- Task instructions -
a) Copy the text about the What Painting Knows panel word for word, from "Introduction and event" to "London in 1997.".
b) Carry on the text about the What Painting Knows panel from the point where it stops.

- Document section -
+---+

The discussion was hosted by Tom Cardwell and the invited speakers were Simon Burton, Kaye Donachie, Mark Fairnington and Nadine Feinson.

You can find biographies and downloadable details from the event below.

What Painting Knows – a panel discussion

 

Welcome to paintingresearch at Wimbledon’s first public event

 

 

Welcome: Zoë Mendelson, Pathway Leader (Acting) for BA Fine Art Painting at Wimbledon College of Arts

Introduction and event Chair: Tom Helyar-Cardwell

Panel: Simon Burton, Kaye Donachie, Mark Fairnington, Nadine Feinson

 

 

Simon Burton’s paintings explore the complexity, mystery and uncertainty of the individual’s experience in the modern world. His painting is always on a threshold, on an edge of realization; his works are instable and indirect in the way they are generated as well as the images themselves. This vulnerability of the image and the anxiety of its existence are at the core of his painting.

 

Simon Burton was born in 1973 in Yorkshire, England and currently lives and works in London. He studied as an undergraduate at The University of Brighton in 1992-95 and graduated with a Master's Degree in Painting from the Royal College of Art London in 1997.

 

Recent solo shows include 'Between cave and gate', ARTARY Gallery, Stuttgart (2012), Nowhere Men at Arch 402 Gallery, London (2011), Under the Sign of Saturn at Kookmin Gallery, Seoul (2007).

Recent group shows include: Contemporary British Drawing, Xi'an Academy of Fine Arts, China, WET and DRY, Hastings, Rugby Collection 2015, Rugby Museum and Art Gallery, Opinion Makers 2, curated by LUBOMIROV-EASTON, London. His work has been collected widely, both in the UK and abroad. 

 

 

Tom Helyar-Cardwell uses painting as a means to explore the potential of objects to act as crossing points for successive layers of cultural and subcultural narrative.

+---+

- Records -
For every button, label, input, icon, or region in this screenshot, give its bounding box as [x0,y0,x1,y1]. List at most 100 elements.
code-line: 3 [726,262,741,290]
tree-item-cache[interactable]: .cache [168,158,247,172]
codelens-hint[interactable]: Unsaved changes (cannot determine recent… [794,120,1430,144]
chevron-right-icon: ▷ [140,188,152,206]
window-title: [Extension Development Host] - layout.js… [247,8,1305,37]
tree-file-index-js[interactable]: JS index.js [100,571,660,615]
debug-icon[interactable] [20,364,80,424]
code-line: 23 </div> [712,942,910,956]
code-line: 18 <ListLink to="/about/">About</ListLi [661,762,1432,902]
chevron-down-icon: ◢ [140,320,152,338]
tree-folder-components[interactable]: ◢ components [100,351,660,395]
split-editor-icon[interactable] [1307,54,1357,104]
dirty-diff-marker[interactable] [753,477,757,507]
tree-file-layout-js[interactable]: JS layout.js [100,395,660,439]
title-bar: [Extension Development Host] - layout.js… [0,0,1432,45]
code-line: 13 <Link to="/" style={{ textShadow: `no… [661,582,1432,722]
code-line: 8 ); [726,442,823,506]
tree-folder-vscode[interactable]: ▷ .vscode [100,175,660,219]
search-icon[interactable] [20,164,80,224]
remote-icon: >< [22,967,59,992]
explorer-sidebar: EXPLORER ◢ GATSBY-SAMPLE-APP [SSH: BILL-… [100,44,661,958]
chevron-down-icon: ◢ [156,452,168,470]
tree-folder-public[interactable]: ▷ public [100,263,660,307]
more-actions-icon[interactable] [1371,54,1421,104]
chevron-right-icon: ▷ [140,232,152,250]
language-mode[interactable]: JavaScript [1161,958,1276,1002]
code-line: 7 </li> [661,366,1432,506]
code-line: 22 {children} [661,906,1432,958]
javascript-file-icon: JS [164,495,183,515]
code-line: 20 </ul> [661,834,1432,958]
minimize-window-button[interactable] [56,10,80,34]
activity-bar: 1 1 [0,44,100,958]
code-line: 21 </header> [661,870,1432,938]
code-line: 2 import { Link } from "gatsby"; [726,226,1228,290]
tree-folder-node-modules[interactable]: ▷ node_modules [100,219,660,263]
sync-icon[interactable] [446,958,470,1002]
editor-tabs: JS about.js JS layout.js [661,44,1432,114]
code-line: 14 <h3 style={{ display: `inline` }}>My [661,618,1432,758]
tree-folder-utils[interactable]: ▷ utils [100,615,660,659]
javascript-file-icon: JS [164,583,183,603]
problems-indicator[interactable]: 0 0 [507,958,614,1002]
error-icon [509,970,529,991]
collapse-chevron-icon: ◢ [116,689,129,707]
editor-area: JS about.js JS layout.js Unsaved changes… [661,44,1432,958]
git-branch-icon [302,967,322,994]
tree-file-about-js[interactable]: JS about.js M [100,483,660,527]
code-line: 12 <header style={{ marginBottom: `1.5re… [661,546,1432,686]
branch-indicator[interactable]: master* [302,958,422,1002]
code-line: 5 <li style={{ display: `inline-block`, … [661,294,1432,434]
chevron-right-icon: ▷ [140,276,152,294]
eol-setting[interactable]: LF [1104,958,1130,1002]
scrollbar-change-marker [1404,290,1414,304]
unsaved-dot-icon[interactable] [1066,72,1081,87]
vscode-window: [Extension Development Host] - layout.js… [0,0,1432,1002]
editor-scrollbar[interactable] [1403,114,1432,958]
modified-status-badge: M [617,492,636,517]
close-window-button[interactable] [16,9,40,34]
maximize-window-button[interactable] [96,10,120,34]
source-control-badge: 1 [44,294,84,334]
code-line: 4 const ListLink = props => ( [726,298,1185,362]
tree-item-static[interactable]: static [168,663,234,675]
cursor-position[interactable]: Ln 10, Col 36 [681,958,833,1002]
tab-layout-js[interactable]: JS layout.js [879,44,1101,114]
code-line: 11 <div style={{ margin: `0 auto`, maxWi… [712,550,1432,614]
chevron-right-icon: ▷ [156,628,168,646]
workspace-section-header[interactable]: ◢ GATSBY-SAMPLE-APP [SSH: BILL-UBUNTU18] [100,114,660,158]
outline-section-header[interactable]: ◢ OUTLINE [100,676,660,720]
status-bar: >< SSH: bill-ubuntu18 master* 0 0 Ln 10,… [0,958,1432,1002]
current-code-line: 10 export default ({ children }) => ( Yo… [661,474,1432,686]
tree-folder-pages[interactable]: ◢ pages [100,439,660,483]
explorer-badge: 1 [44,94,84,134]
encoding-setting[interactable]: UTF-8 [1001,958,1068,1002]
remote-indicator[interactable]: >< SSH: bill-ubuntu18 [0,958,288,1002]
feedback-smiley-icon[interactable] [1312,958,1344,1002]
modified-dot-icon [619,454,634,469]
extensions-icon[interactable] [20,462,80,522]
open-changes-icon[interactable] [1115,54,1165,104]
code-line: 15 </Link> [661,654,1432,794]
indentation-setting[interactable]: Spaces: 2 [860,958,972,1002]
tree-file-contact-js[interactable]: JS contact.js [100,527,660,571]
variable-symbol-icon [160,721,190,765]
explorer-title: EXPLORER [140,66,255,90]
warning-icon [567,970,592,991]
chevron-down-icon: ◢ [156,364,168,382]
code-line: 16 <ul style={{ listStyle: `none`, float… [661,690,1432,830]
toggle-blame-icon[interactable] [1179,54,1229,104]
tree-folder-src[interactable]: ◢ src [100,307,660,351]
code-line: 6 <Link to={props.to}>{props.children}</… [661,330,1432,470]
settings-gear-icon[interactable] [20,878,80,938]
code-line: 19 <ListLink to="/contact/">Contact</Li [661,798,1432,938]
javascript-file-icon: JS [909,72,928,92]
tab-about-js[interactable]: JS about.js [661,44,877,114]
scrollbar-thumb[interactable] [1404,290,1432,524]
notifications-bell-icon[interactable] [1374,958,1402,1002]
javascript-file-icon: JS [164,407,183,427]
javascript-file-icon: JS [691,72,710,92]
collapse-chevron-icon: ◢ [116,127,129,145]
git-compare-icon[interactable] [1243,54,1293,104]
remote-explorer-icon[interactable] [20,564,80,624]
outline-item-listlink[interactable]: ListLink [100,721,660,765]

+---+

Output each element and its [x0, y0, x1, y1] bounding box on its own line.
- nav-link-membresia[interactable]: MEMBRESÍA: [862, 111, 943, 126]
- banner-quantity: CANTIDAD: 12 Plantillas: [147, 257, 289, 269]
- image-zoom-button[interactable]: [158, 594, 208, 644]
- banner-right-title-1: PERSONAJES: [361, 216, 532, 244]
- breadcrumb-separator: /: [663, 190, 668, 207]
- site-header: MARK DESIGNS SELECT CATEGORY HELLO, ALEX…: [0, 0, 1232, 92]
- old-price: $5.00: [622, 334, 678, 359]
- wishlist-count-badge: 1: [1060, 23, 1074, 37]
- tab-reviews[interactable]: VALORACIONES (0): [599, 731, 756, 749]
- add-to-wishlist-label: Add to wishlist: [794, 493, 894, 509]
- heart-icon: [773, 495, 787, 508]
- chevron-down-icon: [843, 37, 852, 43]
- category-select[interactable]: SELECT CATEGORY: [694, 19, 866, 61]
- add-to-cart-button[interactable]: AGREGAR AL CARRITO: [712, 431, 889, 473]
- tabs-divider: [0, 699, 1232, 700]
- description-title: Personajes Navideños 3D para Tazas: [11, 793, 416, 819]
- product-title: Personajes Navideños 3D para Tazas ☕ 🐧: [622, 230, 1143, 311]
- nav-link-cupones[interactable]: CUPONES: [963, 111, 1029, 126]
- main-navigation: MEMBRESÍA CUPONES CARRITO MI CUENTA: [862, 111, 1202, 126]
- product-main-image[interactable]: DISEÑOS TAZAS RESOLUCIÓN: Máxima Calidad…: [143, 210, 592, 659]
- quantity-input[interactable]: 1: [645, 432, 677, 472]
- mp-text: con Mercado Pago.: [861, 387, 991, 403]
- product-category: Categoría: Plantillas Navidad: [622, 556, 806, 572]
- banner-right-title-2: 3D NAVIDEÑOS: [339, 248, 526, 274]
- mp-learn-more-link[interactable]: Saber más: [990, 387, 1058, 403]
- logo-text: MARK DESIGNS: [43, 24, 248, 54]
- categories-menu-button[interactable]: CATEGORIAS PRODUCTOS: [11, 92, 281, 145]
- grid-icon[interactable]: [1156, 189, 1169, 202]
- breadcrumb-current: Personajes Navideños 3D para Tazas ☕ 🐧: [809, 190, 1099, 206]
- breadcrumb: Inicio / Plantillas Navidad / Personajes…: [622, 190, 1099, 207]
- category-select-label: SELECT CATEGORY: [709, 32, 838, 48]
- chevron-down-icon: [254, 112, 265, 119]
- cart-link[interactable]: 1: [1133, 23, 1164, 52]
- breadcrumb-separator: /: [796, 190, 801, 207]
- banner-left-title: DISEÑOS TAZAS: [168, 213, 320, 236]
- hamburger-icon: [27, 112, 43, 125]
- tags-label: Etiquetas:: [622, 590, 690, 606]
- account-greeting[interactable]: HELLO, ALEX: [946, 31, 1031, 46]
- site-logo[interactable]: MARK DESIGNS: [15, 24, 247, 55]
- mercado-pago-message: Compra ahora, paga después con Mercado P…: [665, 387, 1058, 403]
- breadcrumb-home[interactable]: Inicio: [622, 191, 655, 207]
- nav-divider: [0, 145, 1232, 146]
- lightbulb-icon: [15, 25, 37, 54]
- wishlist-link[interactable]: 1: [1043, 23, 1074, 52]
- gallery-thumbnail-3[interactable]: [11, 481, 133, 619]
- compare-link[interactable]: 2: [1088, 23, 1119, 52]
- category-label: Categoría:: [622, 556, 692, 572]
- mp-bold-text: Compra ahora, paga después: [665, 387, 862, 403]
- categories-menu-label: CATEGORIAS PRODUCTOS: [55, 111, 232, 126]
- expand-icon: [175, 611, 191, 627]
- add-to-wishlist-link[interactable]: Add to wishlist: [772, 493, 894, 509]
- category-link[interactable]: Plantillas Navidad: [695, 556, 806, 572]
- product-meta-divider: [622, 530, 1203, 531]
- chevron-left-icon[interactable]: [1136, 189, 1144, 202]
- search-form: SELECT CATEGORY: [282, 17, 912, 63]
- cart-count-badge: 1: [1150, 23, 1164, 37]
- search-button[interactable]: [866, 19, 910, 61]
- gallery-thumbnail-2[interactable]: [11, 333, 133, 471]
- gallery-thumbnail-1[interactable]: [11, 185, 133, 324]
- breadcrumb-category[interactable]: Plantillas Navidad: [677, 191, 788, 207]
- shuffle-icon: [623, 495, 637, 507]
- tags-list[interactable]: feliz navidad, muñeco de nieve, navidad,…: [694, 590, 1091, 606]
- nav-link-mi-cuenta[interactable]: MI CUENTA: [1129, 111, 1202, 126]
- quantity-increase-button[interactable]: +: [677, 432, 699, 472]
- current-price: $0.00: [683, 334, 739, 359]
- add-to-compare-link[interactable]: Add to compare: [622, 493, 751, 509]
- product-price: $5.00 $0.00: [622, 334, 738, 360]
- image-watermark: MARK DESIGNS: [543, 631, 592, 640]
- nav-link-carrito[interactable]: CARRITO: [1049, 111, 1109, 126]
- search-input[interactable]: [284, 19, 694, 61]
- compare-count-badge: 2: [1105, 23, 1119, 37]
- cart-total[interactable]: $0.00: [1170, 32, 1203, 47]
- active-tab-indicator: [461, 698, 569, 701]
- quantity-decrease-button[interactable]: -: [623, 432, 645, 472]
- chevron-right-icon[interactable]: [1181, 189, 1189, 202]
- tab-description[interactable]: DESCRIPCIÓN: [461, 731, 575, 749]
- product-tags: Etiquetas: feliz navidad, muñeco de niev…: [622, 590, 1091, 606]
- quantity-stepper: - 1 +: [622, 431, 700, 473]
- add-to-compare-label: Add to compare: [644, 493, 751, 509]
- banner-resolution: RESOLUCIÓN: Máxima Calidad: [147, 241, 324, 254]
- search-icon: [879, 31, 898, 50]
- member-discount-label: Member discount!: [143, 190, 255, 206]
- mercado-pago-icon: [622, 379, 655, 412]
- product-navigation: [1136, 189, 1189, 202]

+---+

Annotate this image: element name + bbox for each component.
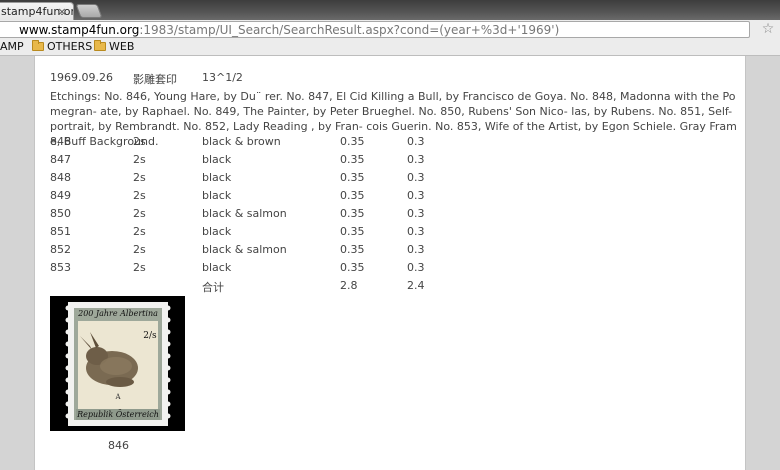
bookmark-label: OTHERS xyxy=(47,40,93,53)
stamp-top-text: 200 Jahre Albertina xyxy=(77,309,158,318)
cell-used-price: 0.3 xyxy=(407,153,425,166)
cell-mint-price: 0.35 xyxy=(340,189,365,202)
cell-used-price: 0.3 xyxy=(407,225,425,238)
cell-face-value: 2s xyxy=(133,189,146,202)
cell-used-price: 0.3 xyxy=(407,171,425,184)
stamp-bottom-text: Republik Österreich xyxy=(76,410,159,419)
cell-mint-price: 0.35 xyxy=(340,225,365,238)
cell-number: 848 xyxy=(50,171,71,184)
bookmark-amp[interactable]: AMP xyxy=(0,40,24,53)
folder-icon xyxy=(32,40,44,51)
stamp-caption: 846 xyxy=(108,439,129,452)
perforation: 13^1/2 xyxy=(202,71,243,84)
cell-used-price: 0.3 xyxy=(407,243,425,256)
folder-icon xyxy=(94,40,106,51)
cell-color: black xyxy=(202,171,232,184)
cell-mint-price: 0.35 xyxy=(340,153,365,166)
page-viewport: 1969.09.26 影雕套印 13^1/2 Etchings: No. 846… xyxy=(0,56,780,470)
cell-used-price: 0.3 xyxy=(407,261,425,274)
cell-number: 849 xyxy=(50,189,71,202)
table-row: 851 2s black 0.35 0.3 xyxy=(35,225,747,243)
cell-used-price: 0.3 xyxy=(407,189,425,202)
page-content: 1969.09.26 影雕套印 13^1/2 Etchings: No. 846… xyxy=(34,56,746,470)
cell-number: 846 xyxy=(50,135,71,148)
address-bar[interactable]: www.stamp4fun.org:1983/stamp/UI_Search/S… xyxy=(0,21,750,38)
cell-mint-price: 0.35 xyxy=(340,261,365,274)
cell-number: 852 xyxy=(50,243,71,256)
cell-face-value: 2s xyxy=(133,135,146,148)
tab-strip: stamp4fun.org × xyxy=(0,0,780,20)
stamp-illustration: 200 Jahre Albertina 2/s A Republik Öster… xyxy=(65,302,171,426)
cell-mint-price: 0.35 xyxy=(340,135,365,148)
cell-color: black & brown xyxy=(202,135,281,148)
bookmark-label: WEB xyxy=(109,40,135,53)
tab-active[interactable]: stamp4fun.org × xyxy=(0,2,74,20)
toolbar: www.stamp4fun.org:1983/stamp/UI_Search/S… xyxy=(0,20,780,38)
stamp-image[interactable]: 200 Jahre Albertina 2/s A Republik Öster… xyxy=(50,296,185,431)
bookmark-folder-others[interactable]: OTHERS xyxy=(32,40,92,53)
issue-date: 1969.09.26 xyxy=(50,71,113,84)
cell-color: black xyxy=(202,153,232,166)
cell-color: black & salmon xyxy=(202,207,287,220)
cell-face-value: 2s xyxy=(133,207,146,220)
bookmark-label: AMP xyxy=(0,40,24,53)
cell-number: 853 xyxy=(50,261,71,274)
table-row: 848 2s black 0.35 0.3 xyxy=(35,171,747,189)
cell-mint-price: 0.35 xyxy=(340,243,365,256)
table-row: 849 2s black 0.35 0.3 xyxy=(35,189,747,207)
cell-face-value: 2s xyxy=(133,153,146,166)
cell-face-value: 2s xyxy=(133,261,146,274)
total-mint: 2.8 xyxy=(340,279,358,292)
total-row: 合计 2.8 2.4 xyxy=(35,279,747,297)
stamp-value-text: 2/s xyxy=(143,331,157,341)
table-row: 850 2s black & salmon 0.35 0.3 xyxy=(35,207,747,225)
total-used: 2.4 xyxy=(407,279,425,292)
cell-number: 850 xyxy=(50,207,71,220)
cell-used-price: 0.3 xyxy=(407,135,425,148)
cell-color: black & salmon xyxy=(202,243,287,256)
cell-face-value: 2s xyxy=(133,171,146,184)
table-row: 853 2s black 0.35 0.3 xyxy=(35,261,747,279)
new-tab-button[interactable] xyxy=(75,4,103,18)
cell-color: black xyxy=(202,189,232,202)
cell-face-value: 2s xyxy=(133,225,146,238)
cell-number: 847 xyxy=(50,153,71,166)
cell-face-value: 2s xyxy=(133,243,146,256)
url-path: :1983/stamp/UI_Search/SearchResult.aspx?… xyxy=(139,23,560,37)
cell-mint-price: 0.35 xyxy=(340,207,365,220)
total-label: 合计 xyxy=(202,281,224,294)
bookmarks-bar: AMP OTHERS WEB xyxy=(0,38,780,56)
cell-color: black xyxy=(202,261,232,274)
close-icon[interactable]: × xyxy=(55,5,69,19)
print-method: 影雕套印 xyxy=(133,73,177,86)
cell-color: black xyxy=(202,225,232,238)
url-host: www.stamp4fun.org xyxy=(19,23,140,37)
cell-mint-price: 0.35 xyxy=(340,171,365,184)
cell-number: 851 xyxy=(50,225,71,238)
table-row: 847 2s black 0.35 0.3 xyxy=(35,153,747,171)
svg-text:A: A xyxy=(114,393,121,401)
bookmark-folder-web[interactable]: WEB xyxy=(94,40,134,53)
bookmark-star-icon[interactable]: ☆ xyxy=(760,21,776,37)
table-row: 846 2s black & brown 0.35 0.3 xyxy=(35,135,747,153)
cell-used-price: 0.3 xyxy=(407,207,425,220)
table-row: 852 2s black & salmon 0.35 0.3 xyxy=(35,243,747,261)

+---+

- The replies -
a)
Introduction and event Chair: Tom Helyar-Cardwell

Panel: Simon Burton, Kaye Donachie, Mark Fairnington, Nadine Feinson

 

 

Simon Burton’s paintings explore the complexity, mystery and uncertainty of the individual’s experience in the modern world. His painting is always on a threshold, on an edge of realization; his works are instable and indirect in the way they are generated as well as the images themselves. This vulnerability of the image and the anxiety of its existence are at the core of his painting.

 

Simon Burton was born in 1973 in Yorkshire, England and currently lives and works in London. He studied as an undergraduate at The University of Brighton in 1992-95 and graduated with a Master's Degree in Painting from the Royal College of Art London in 1997.

b)
 

Societies have always produced decorative objects as a focus for veneration or expression of belief. This current project focuses on the customised ‘battle jackets’ of heavy metal fans, garments that are visual expressions of contemporary subculture but which have roots in ancient traditions of symbolic decoration on clothing and skin.

 

Often a single item will contain multiple references, pointing to distinct image traditions that acquire new meaning with each cultural utterance. Other works combine apparently disparate references in a single image that places the components in imaginative dialogue with one another.

 

Tom Cardwell is currently a PhD researcher at CCW. Recent exhibitions include ‘Artefacts’, James Freeman Gallery, London (2015), ‘Fragmented Narration’, Estudio Lamina, Sao Paolo (2014) and ‘Faith Once More’, Herbert Read Gallery, Canterbury (2014).

 

 

Mark Fairnington is a painter who lives and works in London. He is Reader in painting at Wimbledon College of Arts. His work has resulted principally from research projects with Museums and museum collections sustaining a visual examination of the idea and image of the specimen.

 

In 1998 the exhibition Heavier Than Air at the Imperial War Museum in London followed a two-year residency to research the Museum's archive and collections.

In 2000 Mark was awarded the Sargant Fellowship at the British School at Rome and in 2002 the Wellcome Trust funded a field trip to the rainforests of Belize, with the entomologist George McGavin, from the Oxford University Museum of Natural History. A major exhibition of Mark’s work, Fabulous Beasts, was mounted at the Natural History Museum in 2004 and subsequent projects have involved the Horniman Museum and the Wellcome Collection.

Unnatural History, 2012, was a retrospective at the Mannheim Kunstverein in Germany. Farmington’s most recent solo exhibition Collected and Possessed is at the Horniman Museum in London, finishing on 24 January 2016.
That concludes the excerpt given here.